(Task goal) Write out all records as given; omit images.
=== Input rows ===
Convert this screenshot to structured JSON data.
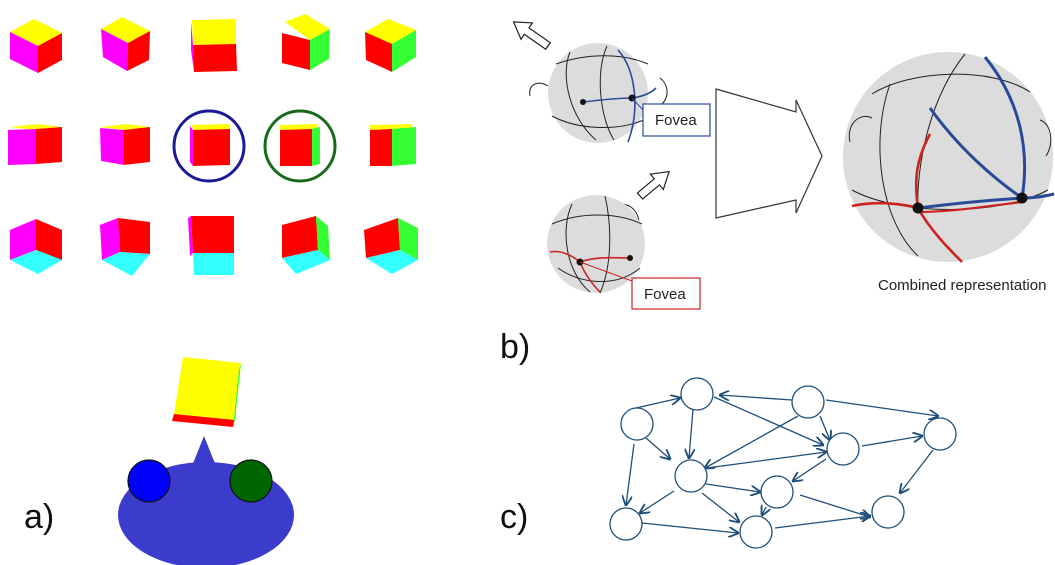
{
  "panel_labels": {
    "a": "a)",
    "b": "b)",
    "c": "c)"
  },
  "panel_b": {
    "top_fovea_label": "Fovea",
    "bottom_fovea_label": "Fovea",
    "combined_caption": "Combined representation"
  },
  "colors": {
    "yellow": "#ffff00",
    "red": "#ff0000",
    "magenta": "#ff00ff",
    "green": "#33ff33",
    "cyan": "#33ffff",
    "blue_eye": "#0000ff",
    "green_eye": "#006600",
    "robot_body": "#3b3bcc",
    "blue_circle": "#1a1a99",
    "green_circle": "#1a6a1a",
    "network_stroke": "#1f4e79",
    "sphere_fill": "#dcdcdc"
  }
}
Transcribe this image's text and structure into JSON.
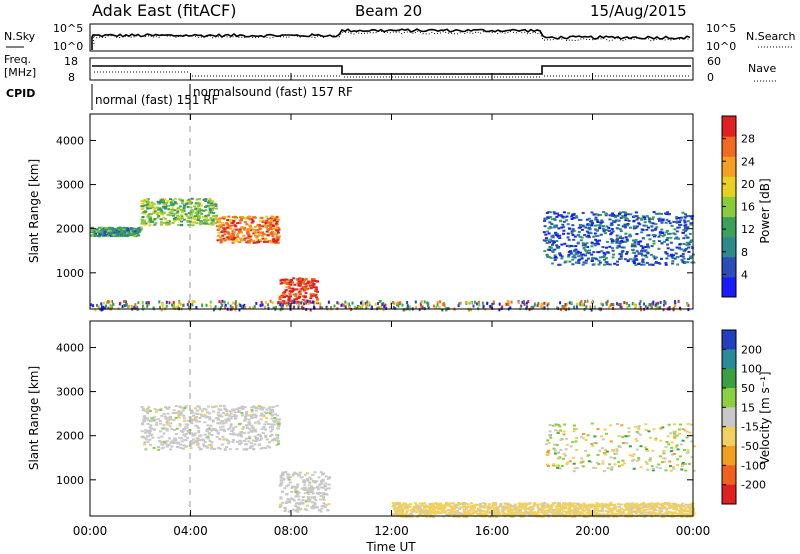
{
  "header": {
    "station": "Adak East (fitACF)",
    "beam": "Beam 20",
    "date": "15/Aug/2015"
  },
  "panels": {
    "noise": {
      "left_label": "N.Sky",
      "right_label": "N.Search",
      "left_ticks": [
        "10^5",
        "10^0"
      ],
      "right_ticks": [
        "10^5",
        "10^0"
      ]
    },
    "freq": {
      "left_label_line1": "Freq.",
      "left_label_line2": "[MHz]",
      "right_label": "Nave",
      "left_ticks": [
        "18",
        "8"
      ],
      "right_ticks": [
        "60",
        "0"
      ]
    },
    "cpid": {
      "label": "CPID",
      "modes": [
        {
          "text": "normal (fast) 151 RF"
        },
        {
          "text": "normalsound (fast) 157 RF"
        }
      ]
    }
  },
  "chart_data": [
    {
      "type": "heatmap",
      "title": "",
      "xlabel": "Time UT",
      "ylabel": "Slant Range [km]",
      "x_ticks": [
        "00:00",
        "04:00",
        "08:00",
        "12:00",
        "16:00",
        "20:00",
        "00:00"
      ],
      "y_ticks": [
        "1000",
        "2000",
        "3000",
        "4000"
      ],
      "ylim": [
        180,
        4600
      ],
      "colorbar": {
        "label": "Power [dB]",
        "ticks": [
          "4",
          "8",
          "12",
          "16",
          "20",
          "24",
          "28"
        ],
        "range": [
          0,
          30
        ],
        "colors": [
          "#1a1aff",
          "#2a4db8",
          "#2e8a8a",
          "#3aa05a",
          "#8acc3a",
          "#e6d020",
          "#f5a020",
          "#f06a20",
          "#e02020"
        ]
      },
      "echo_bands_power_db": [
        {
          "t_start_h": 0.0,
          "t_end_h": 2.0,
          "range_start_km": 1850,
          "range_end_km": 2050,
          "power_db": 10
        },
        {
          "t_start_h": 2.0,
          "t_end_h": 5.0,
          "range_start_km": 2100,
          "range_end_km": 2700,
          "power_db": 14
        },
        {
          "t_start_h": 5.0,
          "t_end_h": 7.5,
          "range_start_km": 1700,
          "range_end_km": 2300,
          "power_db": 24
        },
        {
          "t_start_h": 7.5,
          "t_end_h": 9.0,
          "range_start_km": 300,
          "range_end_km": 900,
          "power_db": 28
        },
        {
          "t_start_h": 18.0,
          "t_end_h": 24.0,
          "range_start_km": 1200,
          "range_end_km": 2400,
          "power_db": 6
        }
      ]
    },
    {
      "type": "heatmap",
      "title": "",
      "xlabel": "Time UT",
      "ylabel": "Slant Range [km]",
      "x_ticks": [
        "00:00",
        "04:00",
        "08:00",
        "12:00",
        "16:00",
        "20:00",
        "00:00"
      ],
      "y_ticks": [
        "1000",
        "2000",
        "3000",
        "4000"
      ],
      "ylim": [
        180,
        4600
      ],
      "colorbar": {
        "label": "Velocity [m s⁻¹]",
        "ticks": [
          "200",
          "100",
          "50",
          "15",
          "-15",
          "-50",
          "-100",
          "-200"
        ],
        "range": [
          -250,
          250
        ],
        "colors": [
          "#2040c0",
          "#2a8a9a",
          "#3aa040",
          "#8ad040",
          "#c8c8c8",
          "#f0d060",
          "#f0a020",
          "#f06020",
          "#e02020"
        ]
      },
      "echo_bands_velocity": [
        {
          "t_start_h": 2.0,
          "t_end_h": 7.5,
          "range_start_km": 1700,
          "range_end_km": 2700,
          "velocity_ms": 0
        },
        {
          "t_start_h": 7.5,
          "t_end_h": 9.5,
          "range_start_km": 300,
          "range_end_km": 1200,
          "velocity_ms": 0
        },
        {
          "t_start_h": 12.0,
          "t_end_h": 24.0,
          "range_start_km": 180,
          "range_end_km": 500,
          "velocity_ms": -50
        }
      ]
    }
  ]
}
===
(Solution for this task)
Convert this screenshot to structured JSON data.
{
  "panel_labels": {
    "a": "a)",
    "b": "b)",
    "c": "c)"
  },
  "panel_b": {
    "top_fovea_label": "Fovea",
    "bottom_fovea_label": "Fovea",
    "combined_caption": "Combined representation"
  },
  "colors": {
    "yellow": "#ffff00",
    "red": "#ff0000",
    "magenta": "#ff00ff",
    "green": "#33ff33",
    "cyan": "#33ffff",
    "blue_eye": "#0000ff",
    "green_eye": "#006600",
    "robot_body": "#3b3bcc",
    "blue_circle": "#1a1a99",
    "green_circle": "#1a6a1a",
    "network_stroke": "#1f4e79",
    "sphere_fill": "#dcdcdc"
  }
}
Transcribe this image's text and structure into JSON.
{
  "header": {
    "station": "Adak East (fitACF)",
    "beam": "Beam 20",
    "date": "15/Aug/2015"
  },
  "panels": {
    "noise": {
      "left_label": "N.Sky",
      "right_label": "N.Search",
      "left_ticks": [
        "10^5",
        "10^0"
      ],
      "right_ticks": [
        "10^5",
        "10^0"
      ]
    },
    "freq": {
      "left_label_line1": "Freq.",
      "left_label_line2": "[MHz]",
      "right_label": "Nave",
      "left_ticks": [
        "18",
        "8"
      ],
      "right_ticks": [
        "60",
        "0"
      ]
    },
    "cpid": {
      "label": "CPID",
      "modes": [
        {
          "text": "normal (fast) 151 RF"
        },
        {
          "text": "normalsound (fast) 157 RF"
        }
      ]
    }
  },
  "chart_data": [
    {
      "type": "heatmap",
      "title": "",
      "xlabel": "Time UT",
      "ylabel": "Slant Range [km]",
      "x_ticks": [
        "00:00",
        "04:00",
        "08:00",
        "12:00",
        "16:00",
        "20:00",
        "00:00"
      ],
      "y_ticks": [
        "1000",
        "2000",
        "3000",
        "4000"
      ],
      "ylim": [
        180,
        4600
      ],
      "colorbar": {
        "label": "Power [dB]",
        "ticks": [
          "4",
          "8",
          "12",
          "16",
          "20",
          "24",
          "28"
        ],
        "range": [
          0,
          30
        ],
        "colors": [
          "#1a1aff",
          "#2a4db8",
          "#2e8a8a",
          "#3aa05a",
          "#8acc3a",
          "#e6d020",
          "#f5a020",
          "#f06a20",
          "#e02020"
        ]
      },
      "echo_bands_power_db": [
        {
          "t_start_h": 0.0,
          "t_end_h": 2.0,
          "range_start_km": 1850,
          "range_end_km": 2050,
          "power_db": 10
        },
        {
          "t_start_h": 2.0,
          "t_end_h": 5.0,
          "range_start_km": 2100,
          "range_end_km": 2700,
          "power_db": 14
        },
        {
          "t_start_h": 5.0,
          "t_end_h": 7.5,
          "range_start_km": 1700,
          "range_end_km": 2300,
          "power_db": 24
        },
        {
          "t_start_h": 7.5,
          "t_end_h": 9.0,
          "range_start_km": 300,
          "range_end_km": 900,
          "power_db": 28
        },
        {
          "t_start_h": 18.0,
          "t_end_h": 24.0,
          "range_start_km": 1200,
          "range_end_km": 2400,
          "power_db": 6
        }
      ]
    },
    {
      "type": "heatmap",
      "title": "",
      "xlabel": "Time UT",
      "ylabel": "Slant Range [km]",
      "x_ticks": [
        "00:00",
        "04:00",
        "08:00",
        "12:00",
        "16:00",
        "20:00",
        "00:00"
      ],
      "y_ticks": [
        "1000",
        "2000",
        "3000",
        "4000"
      ],
      "ylim": [
        180,
        4600
      ],
      "colorbar": {
        "label": "Velocity [m s⁻¹]",
        "ticks": [
          "200",
          "100",
          "50",
          "15",
          "-15",
          "-50",
          "-100",
          "-200"
        ],
        "range": [
          -250,
          250
        ],
        "colors": [
          "#2040c0",
          "#2a8a9a",
          "#3aa040",
          "#8ad040",
          "#c8c8c8",
          "#f0d060",
          "#f0a020",
          "#f06020",
          "#e02020"
        ]
      },
      "echo_bands_velocity": [
        {
          "t_start_h": 2.0,
          "t_end_h": 7.5,
          "range_start_km": 1700,
          "range_end_km": 2700,
          "velocity_ms": 0
        },
        {
          "t_start_h": 7.5,
          "t_end_h": 9.5,
          "range_start_km": 300,
          "range_end_km": 1200,
          "velocity_ms": 0
        },
        {
          "t_start_h": 12.0,
          "t_end_h": 24.0,
          "range_start_km": 180,
          "range_end_km": 500,
          "velocity_ms": -50
        }
      ]
    }
  ]
}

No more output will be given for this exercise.